QUOTED PASSAGE:
[start]
On May 28 2011 22:10 Krehlmar wrote: I disagree, there are plans in stockholm for a esportsbar, what more do "real" sports provide? Huge arenas with hundreds of thousands viewing? Korea already did that, having more people viewing SCBW live than were at the superbowl in the USA (which is a bigger country by far mind you).
So, we have viewers drinking and coming togheter to view it, arenas... what more do you want? In due time teams will develop etc. bringing more fans to bear in the different camps.
Well, I don't know about Sweden, but eSports will certainly never catch on in the USA. There are far too many hurdles. The example you gave of Korea doesn't really apply. SC became popular in Korea through a very specific set of circumstances that won't be replicated anywhere else. PC bangs, the televised game Go as the infrastructure... we have nothing like that. Everything in the US is spread out, too, so something has to have crazy mass-appeal to penetrate the national market. Video games do not. There's still a stigma behind them that probably won't disappear for another 70 years or so. So, it will never catch in with the "masses."
But, so what? Why does everyone want eSports to grow in the first place? I've never understood that. It's small and awesome. What more do you want?
These threads make no sense to me. I don't want to speak for anyone else, but the goal for e-sports in my mind shouldn't be to become mainstream and have it on TV and fill stadiums and all that stuff. What's wrong with the way it is now? What's broken that we need to fix?
[end]
A block of data:
[start]
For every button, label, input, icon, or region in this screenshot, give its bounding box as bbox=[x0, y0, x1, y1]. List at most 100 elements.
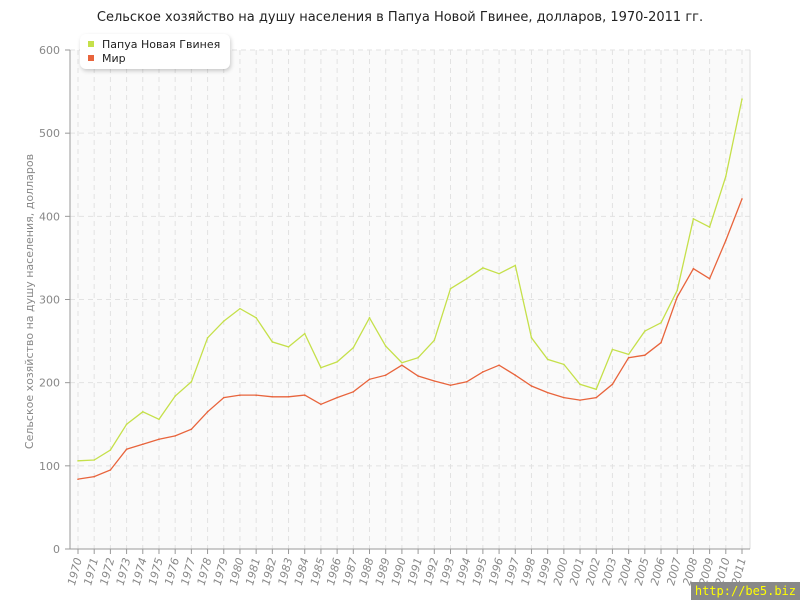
data-point bbox=[627, 353, 630, 356]
data-point bbox=[222, 320, 225, 322]
data-point bbox=[125, 448, 128, 451]
data-point bbox=[303, 332, 306, 335]
data-point bbox=[417, 356, 419, 359]
data-point bbox=[433, 380, 436, 382]
y-tick-label: 200 bbox=[39, 377, 60, 390]
legend-item-world[interactable]: Мир bbox=[88, 51, 220, 65]
data-point bbox=[530, 385, 533, 387]
data-point bbox=[563, 363, 565, 366]
data-point bbox=[109, 469, 112, 471]
legend-swatch bbox=[88, 41, 94, 47]
data-point bbox=[741, 98, 743, 100]
data-point bbox=[158, 438, 160, 441]
data-point bbox=[384, 345, 387, 347]
data-point bbox=[158, 418, 160, 421]
data-point bbox=[725, 239, 727, 242]
data-point bbox=[676, 289, 679, 292]
legend-label: Папуа Новая Гвинея bbox=[102, 37, 221, 51]
data-point bbox=[514, 374, 517, 376]
data-point bbox=[255, 394, 257, 396]
data-point bbox=[530, 336, 533, 339]
data-point bbox=[352, 346, 355, 349]
data-point bbox=[417, 375, 419, 377]
data-point bbox=[93, 459, 95, 461]
legend-swatch bbox=[88, 55, 94, 61]
data-point bbox=[336, 396, 338, 399]
y-tick-label: 500 bbox=[39, 127, 60, 140]
data-point bbox=[320, 366, 322, 369]
data-point bbox=[692, 218, 695, 220]
data-point bbox=[433, 339, 436, 342]
data-point bbox=[708, 277, 711, 280]
legend-item-png[interactable]: Папуа Новая Гвинея bbox=[88, 37, 220, 51]
data-point bbox=[287, 346, 290, 348]
data-point bbox=[660, 321, 662, 324]
data-point bbox=[125, 423, 128, 426]
data-point bbox=[109, 449, 112, 451]
legend[interactable]: Папуа Новая Гвинея Мир bbox=[80, 34, 231, 69]
data-point bbox=[190, 428, 193, 431]
data-point bbox=[465, 381, 468, 383]
y-tick-label: 600 bbox=[39, 44, 60, 57]
watermark[interactable]: http://be5.biz bbox=[690, 582, 800, 600]
data-point bbox=[206, 336, 209, 339]
data-point bbox=[368, 316, 371, 319]
data-point bbox=[563, 396, 565, 399]
data-point bbox=[271, 396, 274, 398]
data-point bbox=[174, 395, 176, 397]
data-point bbox=[368, 378, 371, 381]
data-point bbox=[77, 460, 79, 462]
data-point bbox=[627, 356, 630, 359]
legend-label: Мир bbox=[102, 51, 126, 65]
data-point bbox=[303, 394, 306, 396]
data-point bbox=[239, 394, 241, 396]
data-point bbox=[741, 198, 743, 200]
data-point bbox=[384, 374, 387, 376]
data-point bbox=[692, 267, 695, 270]
y-tick-label: 300 bbox=[39, 294, 60, 307]
series-line-0 bbox=[77, 98, 743, 462]
chart-title: Сельское хозяйство на душу населения в П… bbox=[96, 10, 704, 25]
y-axis-label: Сельское хозяйство на душу населения, до… bbox=[23, 154, 36, 449]
data-point bbox=[498, 364, 500, 367]
data-point bbox=[255, 316, 257, 319]
data-point bbox=[611, 348, 614, 351]
data-point bbox=[336, 361, 338, 363]
y-tick-label: 100 bbox=[39, 460, 60, 473]
data-point bbox=[141, 443, 144, 446]
data-point bbox=[352, 391, 355, 393]
data-point bbox=[190, 381, 193, 383]
data-point bbox=[708, 226, 711, 228]
series-line-1 bbox=[77, 198, 743, 480]
data-point bbox=[644, 354, 646, 357]
data-point bbox=[222, 396, 225, 399]
data-point bbox=[287, 396, 290, 398]
data-point bbox=[498, 272, 500, 275]
data-point bbox=[546, 391, 549, 394]
data-point bbox=[595, 388, 598, 391]
data-point bbox=[725, 175, 727, 178]
data-point bbox=[465, 277, 468, 280]
data-point bbox=[449, 384, 452, 386]
y-tick-label: 400 bbox=[39, 210, 60, 223]
data-point bbox=[271, 341, 274, 343]
data-point bbox=[676, 296, 679, 298]
plot-background bbox=[70, 50, 750, 549]
data-point bbox=[660, 341, 662, 344]
data-point bbox=[141, 410, 144, 413]
data-point bbox=[93, 475, 95, 478]
data-point bbox=[401, 361, 403, 364]
data-point bbox=[514, 264, 517, 267]
data-point bbox=[482, 371, 484, 373]
data-point bbox=[77, 478, 79, 480]
data-point bbox=[482, 267, 484, 269]
data-point bbox=[239, 307, 241, 310]
data-point bbox=[611, 383, 614, 386]
y-tick-label: 0 bbox=[53, 543, 60, 556]
data-point bbox=[401, 364, 403, 367]
data-point bbox=[644, 330, 646, 332]
data-point bbox=[579, 399, 581, 401]
data-point bbox=[595, 396, 598, 399]
data-point bbox=[174, 435, 176, 437]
[end]
REQUIRED TASK:
In the forum exchange about eSports, what two things does the reply name as the infrastructure behind StarCraft's popularity in Korea?

ANSWER IN FULL:
PC bangs and the televised game Go.